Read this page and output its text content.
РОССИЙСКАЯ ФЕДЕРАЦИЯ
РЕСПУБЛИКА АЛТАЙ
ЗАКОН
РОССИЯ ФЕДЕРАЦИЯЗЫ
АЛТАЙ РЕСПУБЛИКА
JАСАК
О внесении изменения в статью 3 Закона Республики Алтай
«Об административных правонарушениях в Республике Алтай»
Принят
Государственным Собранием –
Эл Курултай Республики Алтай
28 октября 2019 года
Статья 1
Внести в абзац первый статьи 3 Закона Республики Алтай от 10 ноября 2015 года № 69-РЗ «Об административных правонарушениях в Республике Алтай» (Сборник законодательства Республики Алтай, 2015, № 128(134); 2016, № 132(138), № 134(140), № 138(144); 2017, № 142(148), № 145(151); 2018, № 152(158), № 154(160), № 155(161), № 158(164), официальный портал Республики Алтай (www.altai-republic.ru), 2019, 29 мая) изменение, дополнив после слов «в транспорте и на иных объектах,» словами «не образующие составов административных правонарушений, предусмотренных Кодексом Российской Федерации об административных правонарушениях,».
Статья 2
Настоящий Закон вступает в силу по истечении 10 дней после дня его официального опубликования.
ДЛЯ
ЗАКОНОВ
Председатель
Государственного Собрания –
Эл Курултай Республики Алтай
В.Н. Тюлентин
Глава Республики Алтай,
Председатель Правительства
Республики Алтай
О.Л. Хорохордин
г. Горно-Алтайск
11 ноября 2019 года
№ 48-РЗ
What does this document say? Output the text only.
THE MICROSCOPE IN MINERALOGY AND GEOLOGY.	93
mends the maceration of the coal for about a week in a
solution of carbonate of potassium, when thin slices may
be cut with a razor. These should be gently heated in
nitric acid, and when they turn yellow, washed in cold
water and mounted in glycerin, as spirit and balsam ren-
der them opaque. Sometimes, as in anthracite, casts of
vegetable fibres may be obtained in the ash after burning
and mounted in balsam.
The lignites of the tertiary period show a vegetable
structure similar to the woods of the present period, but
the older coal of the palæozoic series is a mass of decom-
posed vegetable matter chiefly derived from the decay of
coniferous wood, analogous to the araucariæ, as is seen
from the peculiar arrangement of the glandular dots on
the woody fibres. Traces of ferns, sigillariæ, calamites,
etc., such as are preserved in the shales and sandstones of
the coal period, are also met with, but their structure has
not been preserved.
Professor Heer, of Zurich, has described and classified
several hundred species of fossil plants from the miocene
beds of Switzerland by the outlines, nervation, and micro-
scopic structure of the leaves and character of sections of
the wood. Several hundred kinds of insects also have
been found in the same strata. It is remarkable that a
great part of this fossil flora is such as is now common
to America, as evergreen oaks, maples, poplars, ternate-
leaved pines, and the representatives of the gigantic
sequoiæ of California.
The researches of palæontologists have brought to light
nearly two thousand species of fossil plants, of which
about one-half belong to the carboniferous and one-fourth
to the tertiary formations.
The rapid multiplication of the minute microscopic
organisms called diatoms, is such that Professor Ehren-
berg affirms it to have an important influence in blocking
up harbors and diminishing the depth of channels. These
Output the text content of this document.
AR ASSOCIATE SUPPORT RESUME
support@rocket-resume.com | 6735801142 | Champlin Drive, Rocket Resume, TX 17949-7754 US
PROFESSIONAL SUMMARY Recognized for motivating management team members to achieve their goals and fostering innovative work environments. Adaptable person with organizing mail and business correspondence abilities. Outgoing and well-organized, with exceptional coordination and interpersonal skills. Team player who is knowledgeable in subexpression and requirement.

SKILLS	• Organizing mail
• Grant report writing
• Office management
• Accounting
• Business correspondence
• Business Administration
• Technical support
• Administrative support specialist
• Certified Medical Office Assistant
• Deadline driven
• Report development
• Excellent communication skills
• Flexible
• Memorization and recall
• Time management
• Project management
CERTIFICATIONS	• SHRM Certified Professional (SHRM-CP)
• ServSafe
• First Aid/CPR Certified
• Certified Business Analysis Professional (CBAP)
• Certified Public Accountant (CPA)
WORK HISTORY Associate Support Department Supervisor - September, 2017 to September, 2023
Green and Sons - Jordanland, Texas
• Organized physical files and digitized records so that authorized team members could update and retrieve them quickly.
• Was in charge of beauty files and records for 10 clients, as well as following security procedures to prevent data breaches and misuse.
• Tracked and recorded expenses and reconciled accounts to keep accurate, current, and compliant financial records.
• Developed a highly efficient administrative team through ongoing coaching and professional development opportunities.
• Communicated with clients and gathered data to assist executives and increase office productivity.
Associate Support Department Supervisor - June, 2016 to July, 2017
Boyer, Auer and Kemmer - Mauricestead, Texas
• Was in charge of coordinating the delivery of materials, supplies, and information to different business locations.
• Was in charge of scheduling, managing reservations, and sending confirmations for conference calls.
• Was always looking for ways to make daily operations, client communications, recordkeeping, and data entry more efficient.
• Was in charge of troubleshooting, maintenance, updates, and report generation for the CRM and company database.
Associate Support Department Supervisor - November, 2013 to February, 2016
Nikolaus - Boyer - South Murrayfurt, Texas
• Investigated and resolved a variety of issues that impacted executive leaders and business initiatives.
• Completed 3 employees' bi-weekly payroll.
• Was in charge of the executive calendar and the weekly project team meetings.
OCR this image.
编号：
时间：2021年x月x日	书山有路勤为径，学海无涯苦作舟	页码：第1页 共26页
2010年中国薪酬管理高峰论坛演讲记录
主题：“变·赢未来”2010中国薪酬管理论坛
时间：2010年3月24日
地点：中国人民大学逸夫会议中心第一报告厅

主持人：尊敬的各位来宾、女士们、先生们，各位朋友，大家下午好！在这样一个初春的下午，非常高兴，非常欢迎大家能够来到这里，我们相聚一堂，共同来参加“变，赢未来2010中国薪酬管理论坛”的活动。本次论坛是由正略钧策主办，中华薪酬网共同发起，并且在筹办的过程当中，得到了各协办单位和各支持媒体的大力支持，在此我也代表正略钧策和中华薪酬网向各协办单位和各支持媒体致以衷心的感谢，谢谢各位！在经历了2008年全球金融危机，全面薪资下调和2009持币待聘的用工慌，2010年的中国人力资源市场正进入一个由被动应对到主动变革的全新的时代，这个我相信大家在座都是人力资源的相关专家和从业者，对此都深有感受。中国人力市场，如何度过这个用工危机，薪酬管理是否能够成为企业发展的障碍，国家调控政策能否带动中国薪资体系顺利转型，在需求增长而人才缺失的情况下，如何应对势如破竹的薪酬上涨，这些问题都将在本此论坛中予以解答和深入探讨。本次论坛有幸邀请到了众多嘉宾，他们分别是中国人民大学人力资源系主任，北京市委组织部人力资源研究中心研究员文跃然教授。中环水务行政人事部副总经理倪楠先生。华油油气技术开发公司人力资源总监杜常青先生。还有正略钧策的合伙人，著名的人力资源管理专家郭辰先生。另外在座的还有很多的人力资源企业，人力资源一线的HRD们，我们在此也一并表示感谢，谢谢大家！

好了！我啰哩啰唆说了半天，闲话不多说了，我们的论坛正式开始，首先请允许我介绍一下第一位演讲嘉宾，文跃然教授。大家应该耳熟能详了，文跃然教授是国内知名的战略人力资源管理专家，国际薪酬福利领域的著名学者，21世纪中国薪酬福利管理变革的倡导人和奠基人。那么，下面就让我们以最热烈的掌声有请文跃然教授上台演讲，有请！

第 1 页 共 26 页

• • • • •

:: STATED EXERCISE ::
Reproduce the data shown above exactly.

:: COMPLETE ANSWER ::
Read this page and output its text content.
РОССИЙСКАЯ ФЕДЕРАЦИЯ
РЕСПУБЛИКА АЛТАЙ
ЗАКОН
РОССИЯ ФЕДЕРАЦИЯЗЫ
АЛТАЙ РЕСПУБЛИКА
JАСАК
О внесении изменения в статью 3 Закона Республики Алтай
«Об административных правонарушениях в Республике Алтай»
Принят
Государственным Собранием –
Эл Курултай Республики Алтай
28 октября 2019 года
Статья 1
Внести в абзац первый статьи 3 Закона Республики Алтай от 10 ноября 2015 года № 69-РЗ «Об административных правонарушениях в Республике Алтай» (Сборник законодательства Республики Алтай, 2015, № 128(134); 2016, № 132(138), № 134(140), № 138(144); 2017, № 142(148), № 145(151); 2018, № 152(158), № 154(160), № 155(161), № 158(164), официальный портал Республики Алтай (www.altai-republic.ru), 2019, 29 мая) изменение, дополнив после слов «в транспорте и на иных объектах,» словами «не образующие составов административных правонарушений, предусмотренных Кодексом Российской Федерации об административных правонарушениях,».
Статья 2
Настоящий Закон вступает в силу по истечении 10 дней после дня его официального опубликования.
ДЛЯ
ЗАКОНОВ
Председатель
Государственного Собрания –
Эл Курултай Республики Алтай
В.Н. Тюлентин
Глава Республики Алтай,
Председатель Правительства
Республики Алтай
О.Л. Хорохордин
г. Горно-Алтайск
11 ноября 2019 года
№ 48-РЗ
What does this document say? Output the text only.
THE MICROSCOPE IN MINERALOGY AND GEOLOGY.	93
mends the maceration of the coal for about a week in a
solution of carbonate of potassium, when thin slices may
be cut with a razor. These should be gently heated in
nitric acid, and when they turn yellow, washed in cold
water and mounted in glycerin, as spirit and balsam ren-
der them opaque. Sometimes, as in anthracite, casts of
vegetable fibres may be obtained in the ash after burning
and mounted in balsam.
The lignites of the tertiary period show a vegetable
structure similar to the woods of the present period, but
the older coal of the palæozoic series is a mass of decom-
posed vegetable matter chiefly derived from the decay of
coniferous wood, analogous to the araucariæ, as is seen
from the peculiar arrangement of the glandular dots on
the woody fibres. Traces of ferns, sigillariæ, calamites,
etc., such as are preserved in the shales and sandstones of
the coal period, are also met with, but their structure has
not been preserved.
Professor Heer, of Zurich, has described and classified
several hundred species of fossil plants from the miocene
beds of Switzerland by the outlines, nervation, and micro-
scopic structure of the leaves and character of sections of
the wood. Several hundred kinds of insects also have
been found in the same strata. It is remarkable that a
great part of this fossil flora is such as is now common
to America, as evergreen oaks, maples, poplars, ternate-
leaved pines, and the representatives of the gigantic
sequoiæ of California.
The researches of palæontologists have brought to light
nearly two thousand species of fossil plants, of which
about one-half belong to the carboniferous and one-fourth
to the tertiary formations.
The rapid multiplication of the minute microscopic
organisms called diatoms, is such that Professor Ehren-
berg affirms it to have an important influence in blocking
up harbors and diminishing the depth of channels. These
Output the text content of this document.
AR ASSOCIATE SUPPORT RESUME
support@rocket-resume.com | 6735801142 | Champlin Drive, Rocket Resume, TX 17949-7754 US
PROFESSIONAL SUMMARY Recognized for motivating management team members to achieve their goals and fostering innovative work environments. Adaptable person with organizing mail and business correspondence abilities. Outgoing and well-organized, with exceptional coordination and interpersonal skills. Team player who is knowledgeable in subexpression and requirement.

SKILLS	• Organizing mail
• Grant report writing
• Office management
• Accounting
• Business correspondence
• Business Administration
• Technical support
• Administrative support specialist
• Certified Medical Office Assistant
• Deadline driven
• Report development
• Excellent communication skills
• Flexible
• Memorization and recall
• Time management
• Project management
CERTIFICATIONS	• SHRM Certified Professional (SHRM-CP)
• ServSafe
• First Aid/CPR Certified
• Certified Business Analysis Professional (CBAP)
• Certified Public Accountant (CPA)
WORK HISTORY Associate Support Department Supervisor - September, 2017 to September, 2023
Green and Sons - Jordanland, Texas
• Organized physical files and digitized records so that authorized team members could update and retrieve them quickly.
• Was in charge of beauty files and records for 10 clients, as well as following security procedures to prevent data breaches and misuse.
• Tracked and recorded expenses and reconciled accounts to keep accurate, current, and compliant financial records.
• Developed a highly efficient administrative team through ongoing coaching and professional development opportunities.
• Communicated with clients and gathered data to assist executives and increase office productivity.
Associate Support Department Supervisor - June, 2016 to July, 2017
Boyer, Auer and Kemmer - Mauricestead, Texas
• Was in charge of coordinating the delivery of materials, supplies, and information to different business locations.
• Was in charge of scheduling, managing reservations, and sending confirmations for conference calls.
• Was always looking for ways to make daily operations, client communications, recordkeeping, and data entry more efficient.
• Was in charge of troubleshooting, maintenance, updates, and report generation for the CRM and company database.
Associate Support Department Supervisor - November, 2013 to February, 2016
Nikolaus - Boyer - South Murrayfurt, Texas
• Investigated and resolved a variety of issues that impacted executive leaders and business initiatives.
• Completed 3 employees' bi-weekly payroll.
• Was in charge of the executive calendar and the weekly project team meetings.
OCR this image.
编号：
时间：2021年x月x日	书山有路勤为径，学海无涯苦作舟	页码：第1页 共26页
2010年中国薪酬管理高峰论坛演讲记录
主题：“变·赢未来”2010中国薪酬管理论坛
时间：2010年3月24日
地点：中国人民大学逸夫会议中心第一报告厅

主持人：尊敬的各位来宾、女士们、先生们，各位朋友，大家下午好！在这样一个初春的下午，非常高兴，非常欢迎大家能够来到这里，我们相聚一堂，共同来参加“变，赢未来2010中国薪酬管理论坛”的活动。本次论坛是由正略钧策主办，中华薪酬网共同发起，并且在筹办的过程当中，得到了各协办单位和各支持媒体的大力支持，在此我也代表正略钧策和中华薪酬网向各协办单位和各支持媒体致以衷心的感谢，谢谢各位！在经历了2008年全球金融危机，全面薪资下调和2009持币待聘的用工慌，2010年的中国人力资源市场正进入一个由被动应对到主动变革的全新的时代，这个我相信大家在座都是人力资源的相关专家和从业者，对此都深有感受。中国人力市场，如何度过这个用工危机，薪酬管理是否能够成为企业发展的障碍，国家调控政策能否带动中国薪资体系顺利转型，在需求增长而人才缺失的情况下，如何应对势如破竹的薪酬上涨，这些问题都将在本此论坛中予以解答和深入探讨。本次论坛有幸邀请到了众多嘉宾，他们分别是中国人民大学人力资源系主任，北京市委组织部人力资源研究中心研究员文跃然教授。中环水务行政人事部副总经理倪楠先生。华油油气技术开发公司人力资源总监杜常青先生。还有正略钧策的合伙人，著名的人力资源管理专家郭辰先生。另外在座的还有很多的人力资源企业，人力资源一线的HRD们，我们在此也一并表示感谢，谢谢大家！

好了！我啰哩啰唆说了半天，闲话不多说了，我们的论坛正式开始，首先请允许我介绍一下第一位演讲嘉宾，文跃然教授。大家应该耳熟能详了，文跃然教授是国内知名的战略人力资源管理专家，国际薪酬福利领域的著名学者，21世纪中国薪酬福利管理变革的倡导人和奠基人。那么，下面就让我们以最热烈的掌声有请文跃然教授上台演讲，有请！

第 1 页 共 26 页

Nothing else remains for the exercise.